Do this: Write out the data below exactly as given, without any of its pictures.
## begin
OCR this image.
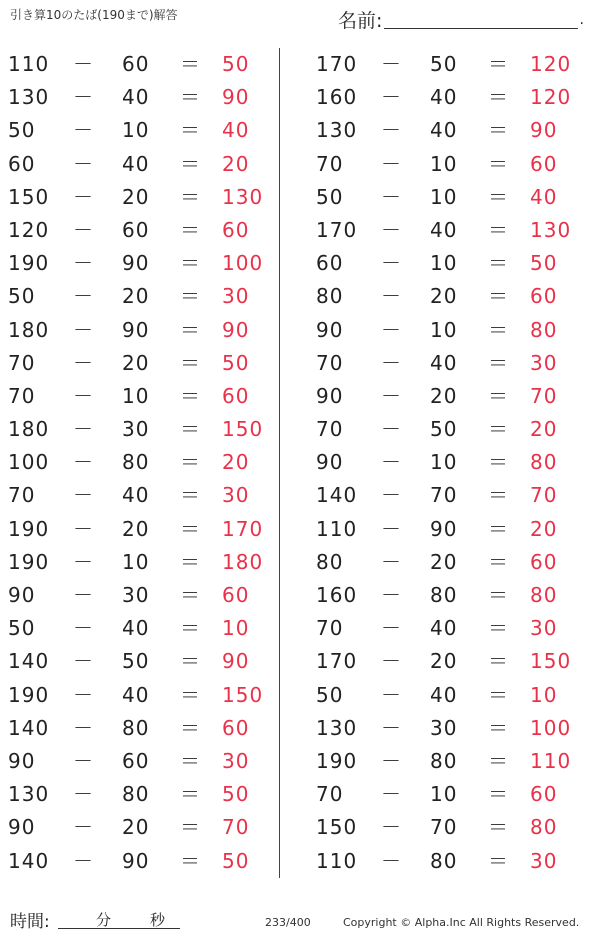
引き算10のたば(190まで)解答	名前:	.
110 － 60 ＝ 50
130 － 40 ＝ 90
50 － 10 ＝ 40
60 － 40 ＝ 20
150 － 20 ＝ 130
120 － 60 ＝ 60
190 － 90 ＝ 100
50 － 20 ＝ 30
180 － 90 ＝ 90
70 － 20 ＝ 50
70 － 10 ＝ 60
180 － 30 ＝ 150
100 － 80 ＝ 20
70 － 40 ＝ 30
190 － 20 ＝ 170
190 － 10 ＝ 180
90 － 30 ＝ 60
50 － 40 ＝ 10
140 － 50 ＝ 90
190 － 40 ＝ 150
140 － 80 ＝ 60
90 － 60 ＝ 30
130 － 80 ＝ 50
90 － 20 ＝ 70
140 － 90 ＝ 50
170 － 50 ＝ 120
160 － 40 ＝ 120
130 － 40 ＝ 90
70 － 10 ＝ 60
50 － 10 ＝ 40
170 － 40 ＝ 130
60 － 10 ＝ 50
80 － 20 ＝ 60
90 － 10 ＝ 80
70 － 40 ＝ 30
90 － 20 ＝ 70
70 － 50 ＝ 20
90 － 10 ＝ 80
140 － 70 ＝ 70
110 － 90 ＝ 20
80 － 20 ＝ 60
160 － 80 ＝ 80
70 － 40 ＝ 30
170 － 20 ＝ 150
50 － 40 ＝ 10
130 － 30 ＝ 100
190 － 80 ＝ 110
70 － 10 ＝ 60
150 － 70 ＝ 80
110 － 80 ＝ 30
時間:	分	秒	233/400	Copyright © Alpha.Inc All Rights Reserved.
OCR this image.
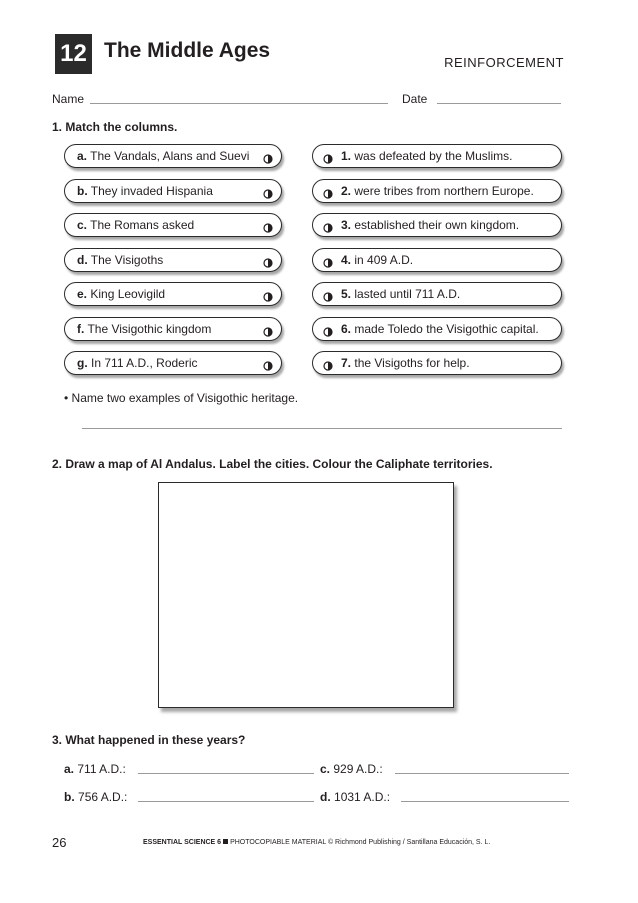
12 The Middle Ages
REINFORCEMENT
Name	Date
1. Match the columns.
a. The Vandals, Alans and Suevi
b. They invaded Hispania
c. The Romans asked
d. The Visigoths
e. King Leovigild
f. The Visigothic kingdom
g. In 711 A.D., Roderic
1. was defeated by the Muslims.
2. were tribes from northern Europe.
3. established their own kingdom.
4. in 409 A.D.
5. lasted until 711 A.D.
6. made Toledo the Visigothic capital.
7. the Visigoths for help.
• Name two examples of Visigothic heritage.
2. Draw a map of Al Andalus. Label the cities. Colour the Caliphate territories.
3. What happened in these years?
a. 711 A.D.:
b. 756 A.D.:
c. 929 A.D.:
d. 1031 A.D.:
26	ESSENTIAL SCIENCE 6 PHOTOCOPIABLE MATERIAL © Richmond Publishing / Santillana Educación, S. L.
## end
Response to this exercise:
OCR this image.
引き算10のたば(190まで)解答	名前:	.
110 － 60 ＝ 50
130 － 40 ＝ 90
50 － 10 ＝ 40
60 － 40 ＝ 20
150 － 20 ＝ 130
120 － 60 ＝ 60
190 － 90 ＝ 100
50 － 20 ＝ 30
180 － 90 ＝ 90
70 － 20 ＝ 50
70 － 10 ＝ 60
180 － 30 ＝ 150
100 － 80 ＝ 20
70 － 40 ＝ 30
190 － 20 ＝ 170
190 － 10 ＝ 180
90 － 30 ＝ 60
50 － 40 ＝ 10
140 － 50 ＝ 90
190 － 40 ＝ 150
140 － 80 ＝ 60
90 － 60 ＝ 30
130 － 80 ＝ 50
90 － 20 ＝ 70
140 － 90 ＝ 50
170 － 50 ＝ 120
160 － 40 ＝ 120
130 － 40 ＝ 90
70 － 10 ＝ 60
50 － 10 ＝ 40
170 － 40 ＝ 130
60 － 10 ＝ 50
80 － 20 ＝ 60
90 － 10 ＝ 80
70 － 40 ＝ 30
90 － 20 ＝ 70
70 － 50 ＝ 20
90 － 10 ＝ 80
140 － 70 ＝ 70
110 － 90 ＝ 20
80 － 20 ＝ 60
160 － 80 ＝ 80
70 － 40 ＝ 30
170 － 20 ＝ 150
50 － 40 ＝ 10
130 － 30 ＝ 100
190 － 80 ＝ 110
70 － 10 ＝ 60
150 － 70 ＝ 80
110 － 80 ＝ 30
時間:	分	秒	233/400	Copyright © Alpha.Inc All Rights Reserved.
OCR this image.
12 The Middle Ages
REINFORCEMENT
Name	Date
1. Match the columns.
a. The Vandals, Alans and Suevi
b. They invaded Hispania
c. The Romans asked
d. The Visigoths
e. King Leovigild
f. The Visigothic kingdom
g. In 711 A.D., Roderic
1. was defeated by the Muslims.
2. were tribes from northern Europe.
3. established their own kingdom.
4. in 409 A.D.
5. lasted until 711 A.D.
6. made Toledo the Visigothic capital.
7. the Visigoths for help.
• Name two examples of Visigothic heritage.
2. Draw a map of Al Andalus. Label the cities. Colour the Caliphate territories.
3. What happened in these years?
a. 711 A.D.:
b. 756 A.D.:
c. 929 A.D.:
d. 1031 A.D.:
26	ESSENTIAL SCIENCE 6 PHOTOCOPIABLE MATERIAL © Richmond Publishing / Santillana Educación, S. L.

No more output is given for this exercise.